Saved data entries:
[start]

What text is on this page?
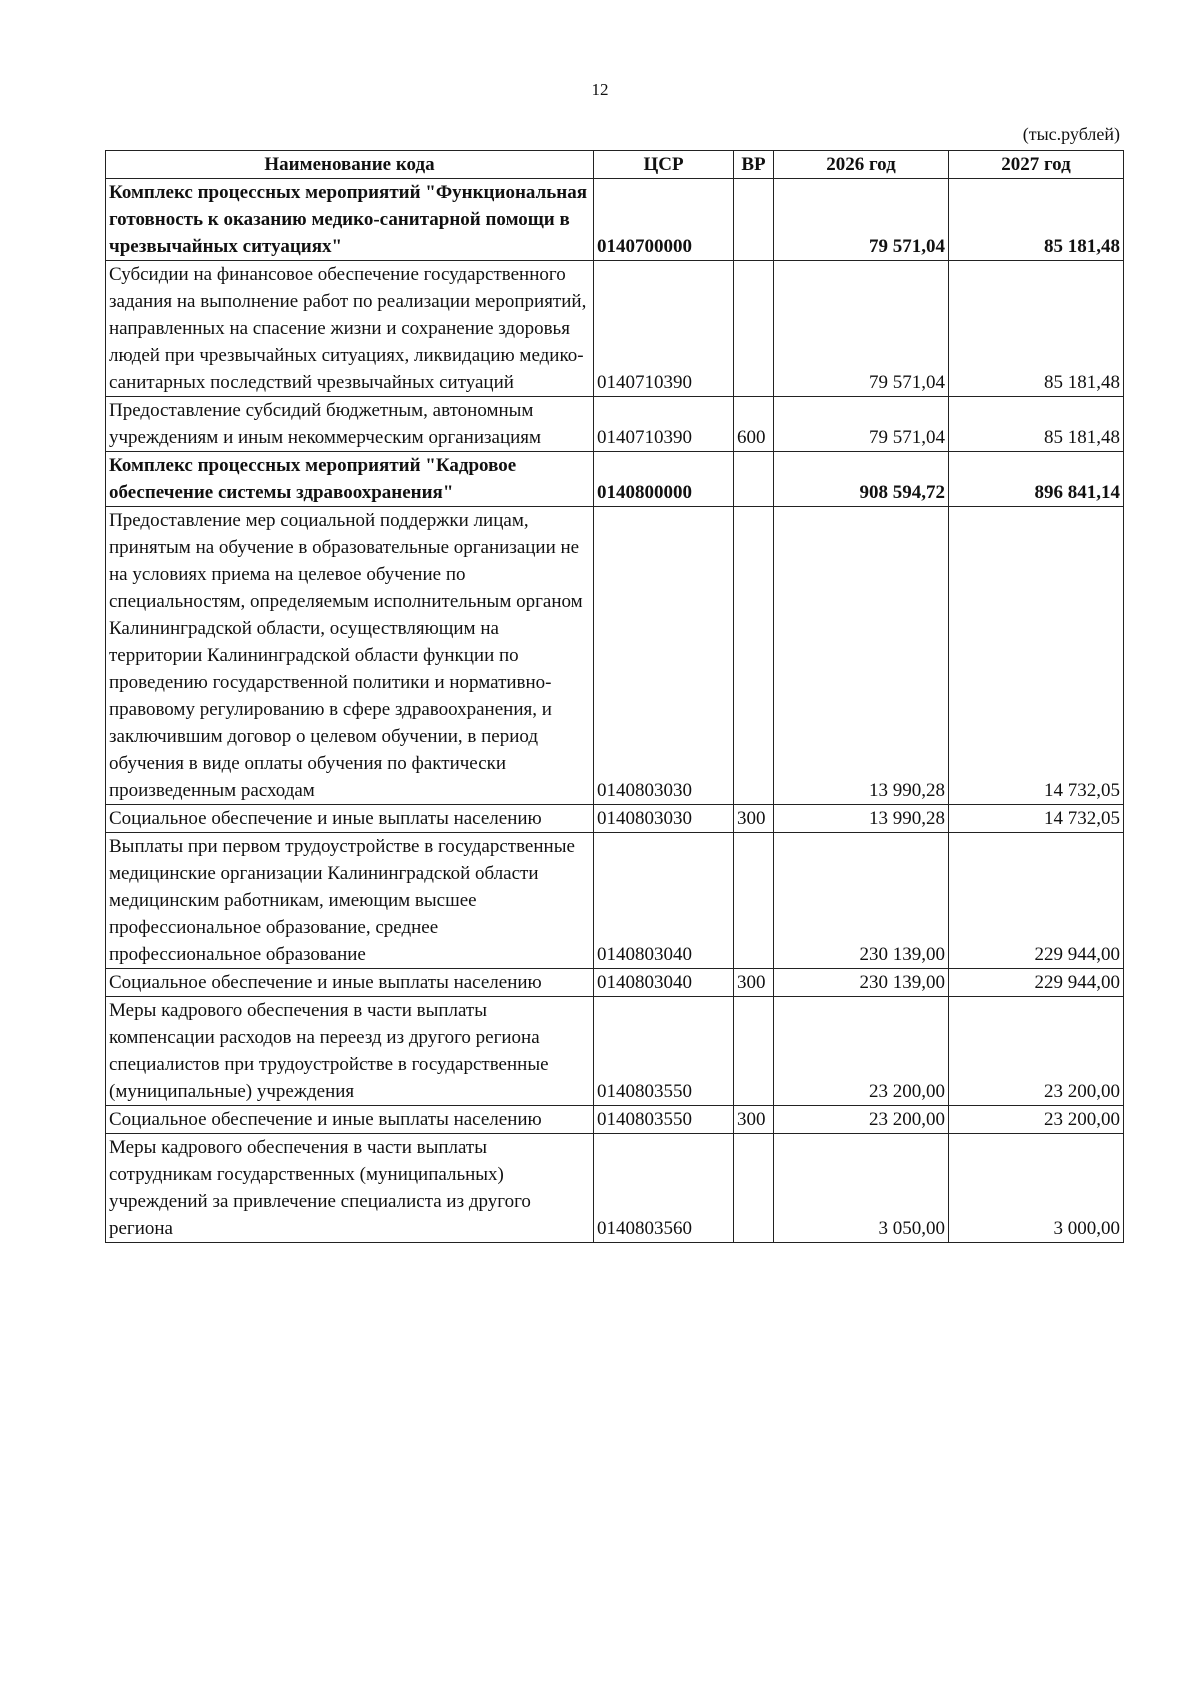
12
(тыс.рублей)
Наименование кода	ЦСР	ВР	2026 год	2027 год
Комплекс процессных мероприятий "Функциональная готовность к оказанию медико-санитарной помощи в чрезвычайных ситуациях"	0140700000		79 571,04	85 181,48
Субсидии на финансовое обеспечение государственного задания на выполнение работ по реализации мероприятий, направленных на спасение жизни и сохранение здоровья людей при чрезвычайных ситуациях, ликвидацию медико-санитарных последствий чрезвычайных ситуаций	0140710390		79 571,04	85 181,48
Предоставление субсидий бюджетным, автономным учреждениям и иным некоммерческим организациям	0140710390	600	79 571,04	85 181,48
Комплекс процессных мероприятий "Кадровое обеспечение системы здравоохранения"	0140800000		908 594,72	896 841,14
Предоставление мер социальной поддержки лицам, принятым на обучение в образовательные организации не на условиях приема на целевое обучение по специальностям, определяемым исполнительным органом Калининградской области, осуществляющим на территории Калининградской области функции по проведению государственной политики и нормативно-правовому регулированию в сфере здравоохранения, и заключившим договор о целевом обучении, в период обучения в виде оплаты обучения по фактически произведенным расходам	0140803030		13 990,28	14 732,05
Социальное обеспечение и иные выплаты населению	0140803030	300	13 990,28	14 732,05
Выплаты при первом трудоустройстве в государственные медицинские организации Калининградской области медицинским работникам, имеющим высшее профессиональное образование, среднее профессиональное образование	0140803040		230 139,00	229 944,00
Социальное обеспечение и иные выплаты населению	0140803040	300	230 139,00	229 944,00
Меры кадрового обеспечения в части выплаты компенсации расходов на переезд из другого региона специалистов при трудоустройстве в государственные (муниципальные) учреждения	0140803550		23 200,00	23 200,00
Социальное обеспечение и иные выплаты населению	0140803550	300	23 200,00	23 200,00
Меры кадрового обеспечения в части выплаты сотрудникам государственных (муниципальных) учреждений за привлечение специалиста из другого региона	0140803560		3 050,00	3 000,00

[end]

WHAT IS ASKED: Every record above should be written out again without change, except that the pictures are left out.

FULL ANSWER:
What text is on this page?
12
(тыс.рублей)
Наименование кода	ЦСР	ВР	2026 год	2027 год
Комплекс процессных мероприятий "Функциональная готовность к оказанию медико-санитарной помощи в чрезвычайных ситуациях"	0140700000		79 571,04	85 181,48
Субсидии на финансовое обеспечение государственного задания на выполнение работ по реализации мероприятий, направленных на спасение жизни и сохранение здоровья людей при чрезвычайных ситуациях, ликвидацию медико-санитарных последствий чрезвычайных ситуаций	0140710390		79 571,04	85 181,48
Предоставление субсидий бюджетным, автономным учреждениям и иным некоммерческим организациям	0140710390	600	79 571,04	85 181,48
Комплекс процессных мероприятий "Кадровое обеспечение системы здравоохранения"	0140800000		908 594,72	896 841,14
Предоставление мер социальной поддержки лицам, принятым на обучение в образовательные организации не на условиях приема на целевое обучение по специальностям, определяемым исполнительным органом Калининградской области, осуществляющим на территории Калининградской области функции по проведению государственной политики и нормативно-правовому регулированию в сфере здравоохранения, и заключившим договор о целевом обучении, в период обучения в виде оплаты обучения по фактически произведенным расходам	0140803030		13 990,28	14 732,05
Социальное обеспечение и иные выплаты населению	0140803030	300	13 990,28	14 732,05
Выплаты при первом трудоустройстве в государственные медицинские организации Калининградской области медицинским работникам, имеющим высшее профессиональное образование, среднее профессиональное образование	0140803040		230 139,00	229 944,00
Социальное обеспечение и иные выплаты населению	0140803040	300	230 139,00	229 944,00
Меры кадрового обеспечения в части выплаты компенсации расходов на переезд из другого региона специалистов при трудоустройстве в государственные (муниципальные) учреждения	0140803550		23 200,00	23 200,00
Социальное обеспечение и иные выплаты населению	0140803550	300	23 200,00	23 200,00
Меры кадрового обеспечения в части выплаты сотрудникам государственных (муниципальных) учреждений за привлечение специалиста из другого региона	0140803560		3 050,00	3 000,00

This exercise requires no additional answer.